Out of the lines below, please list those that hold the string "Yahweh".

Collected data entries:
________________________________________

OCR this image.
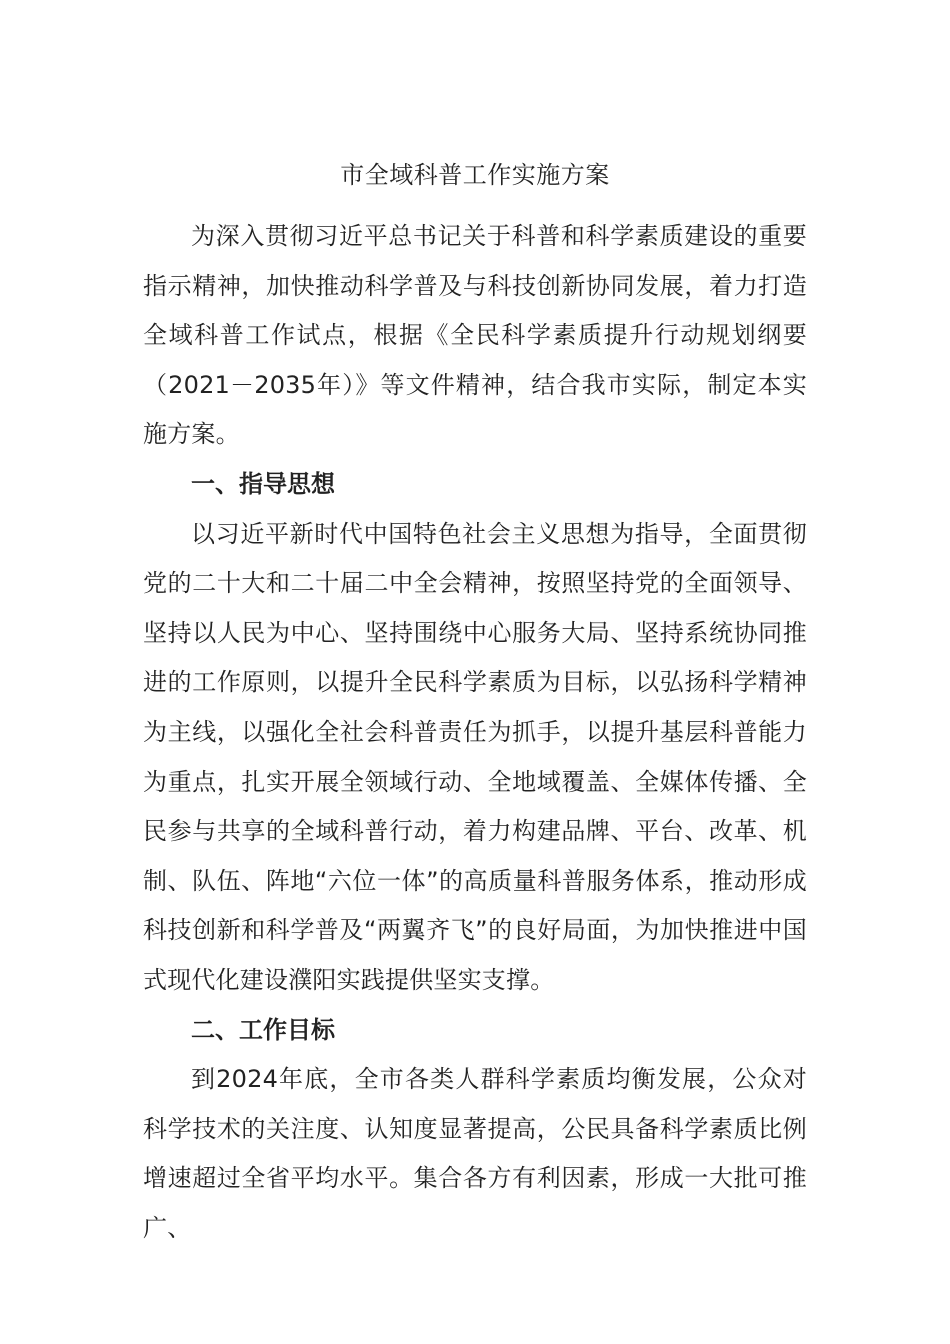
市全域科普工作实施方案

为深入贯彻习近平总书记关于科普和科学素质建设的重要指示精神，加快推动科学普及与科技创新协同发展，着力打造全域科普工作试点，根据《全民科学素质提升行动规划纲要（2021－2035年）》等文件精神，结合我市实际，制定本实施方案。

一、指导思想

以习近平新时代中国特色社会主义思想为指导，全面贯彻党的二十大和二十届二中全会精神，按照坚持党的全面领导、坚持以人民为中心、坚持围绕中心服务大局、坚持系统协同推进的工作原则，以提升全民科学素质为目标，以弘扬科学精神为主线，以强化全社会科普责任为抓手，以提升基层科普能力为重点，扎实开展全领域行动、全地域覆盖、全媒体传播、全民参与共享的全域科普行动，着力构建品牌、平台、改革、机制、队伍、阵地“六位一体”的高质量科普服务体系，推动形成科技创新和科学普及“两翼齐飞”的良好局面，为加快推进中国式现代化建设濮阳实践提供坚实支撑。

二、工作目标

到2024年底，全市各类人群科学素质均衡发展，公众对科学技术的关注度、认知度显著提高，公民具备科学素质比例增速超过全省平均水平。集合各方有利因素，形成一大批可推广、
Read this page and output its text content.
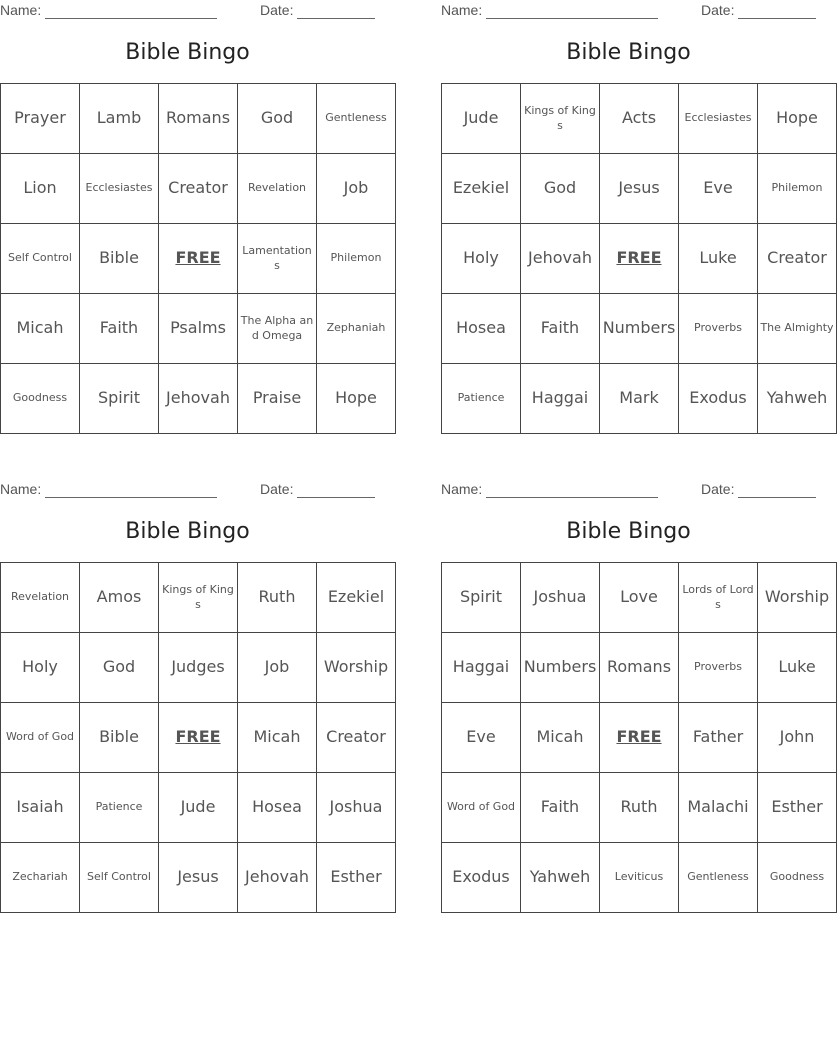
Name:	Date:
Bible Bingo
Prayer	Lamb	Romans	God	Gentleness
Lion	Ecclesiastes	Creator	Revelation	Job
Self Control	Bible	FREE	Lamentations	Philemon
Micah	Faith	Psalms	The Alpha and Omega	Zephaniah
Goodness	Spirit	Jehovah	Praise	Hope
Name:	Date:
Bible Bingo
Jude	Kings of Kings	Acts	Ecclesiastes	Hope
Ezekiel	God	Jesus	Eve	Philemon
Holy	Jehovah	FREE	Luke	Creator
Hosea	Faith	Numbers	Proverbs	The Almighty
Patience	Haggai	Mark	Exodus	Yahweh
Name:	Date:
Bible Bingo
Revelation	Amos	Kings of Kings	Ruth	Ezekiel
Holy	God	Judges	Job	Worship
Word of God	Bible	FREE	Micah	Creator
Isaiah	Patience	Jude	Hosea	Joshua
Zechariah	Self Control	Jesus	Jehovah	Esther
Name:	Date:
Bible Bingo
Spirit	Joshua	Love	Lords of Lords	Worship
Haggai	Numbers	Romans	Proverbs	Luke
Eve	Micah	FREE	Father	John
Word of God	Faith	Ruth	Malachi	Esther
Exodus	Yahweh	Leviticus	Gentleness	Goodness
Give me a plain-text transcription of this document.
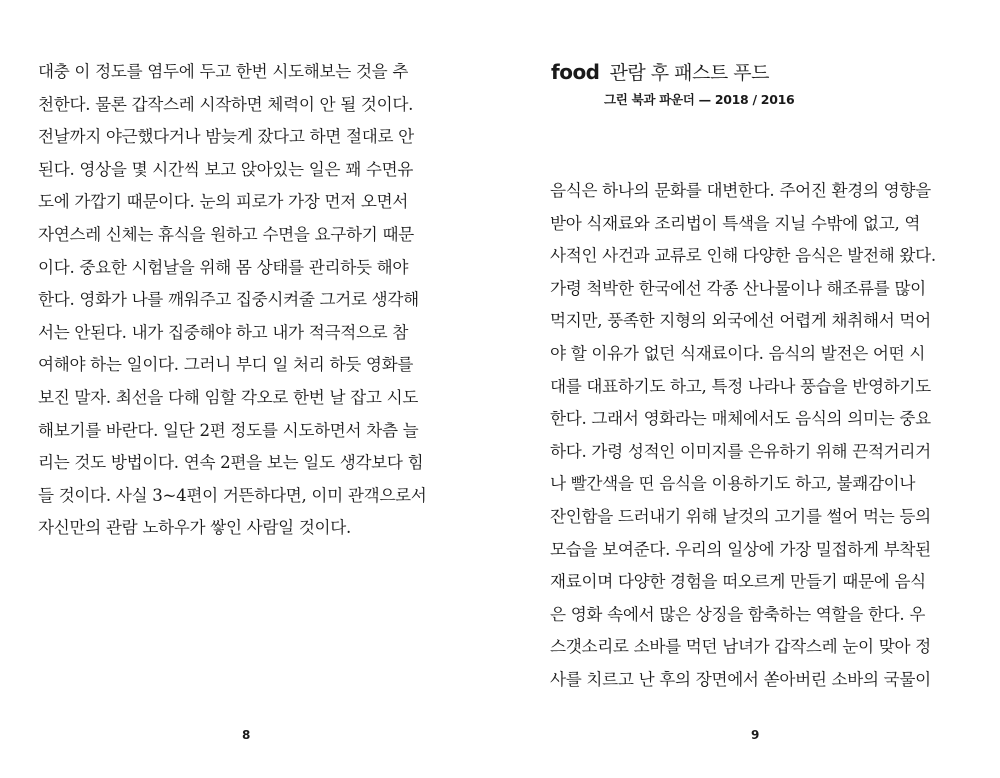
대충 이 정도를 염두에 두고 한번 시도해보는 것을 추
천한다. 물론 갑작스레 시작하면 체력이 안 될 것이다.
전날까지 야근했다거나 밤늦게 잤다고 하면 절대로 안
된다. 영상을 몇 시간씩 보고 앉아있는 일은 꽤 수면유
도에 가깝기 때문이다. 눈의 피로가 가장 먼저 오면서
자연스레 신체는 휴식을 원하고 수면을 요구하기 때문
이다. 중요한 시험날을 위해 몸 상태를 관리하듯 해야
한다. 영화가 나를 깨워주고 집중시켜줄 그거로 생각해
서는 안된다. 내가 집중해야 하고 내가 적극적으로 참
여해야 하는 일이다. 그러니 부디 일 처리 하듯 영화를
보진 말자. 최선을 다해 임할 각오로 한번 날 잡고 시도
해보기를 바란다. 일단 2편 정도를 시도하면서 차츰 늘
리는 것도 방법이다. 연속 2편을 보는 일도 생각보다 힘
들 것이다. 사실 3~4편이 거뜬하다면, 이미 관객으로서
자신만의 관람 노하우가 쌓인 사람일 것이다.
8
food 관람 후 패스트 푸드
그린 북과 파운더 — 2018 / 2016
음식은 하나의 문화를 대변한다. 주어진 환경의 영향을
받아 식재료와 조리법이 특색을 지닐 수밖에 없고, 역
사적인 사건과 교류로 인해 다양한 음식은 발전해 왔다.
가령 척박한 한국에선 각종 산나물이나 해조류를 많이
먹지만, 풍족한 지형의 외국에선 어렵게 채취해서 먹어
야 할 이유가 없던 식재료이다. 음식의 발전은 어떤 시
대를 대표하기도 하고, 특정 나라나 풍습을 반영하기도
한다. 그래서 영화라는 매체에서도 음식의 의미는 중요
하다. 가령 성적인 이미지를 은유하기 위해 끈적거리거
나 빨간색을 띤 음식을 이용하기도 하고, 불쾌감이나
잔인함을 드러내기 위해 날것의 고기를 썰어 먹는 등의
모습을 보여준다. 우리의 일상에 가장 밀접하게 부착된
재료이며 다양한 경험을 떠오르게 만들기 때문에 음식
은 영화 속에서 많은 상징을 함축하는 역할을 한다. 우
스갯소리로 소바를 먹던 남녀가 갑작스레 눈이 맞아 정
사를 치르고 난 후의 장면에서 쏟아버린 소바의 국물이
9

________________________________________

◆ Correct response ◆
Patience	Haggai	Mark	Exodus	Yahweh
Exodus	Yahweh	Leviticus	Gentleness	Goodness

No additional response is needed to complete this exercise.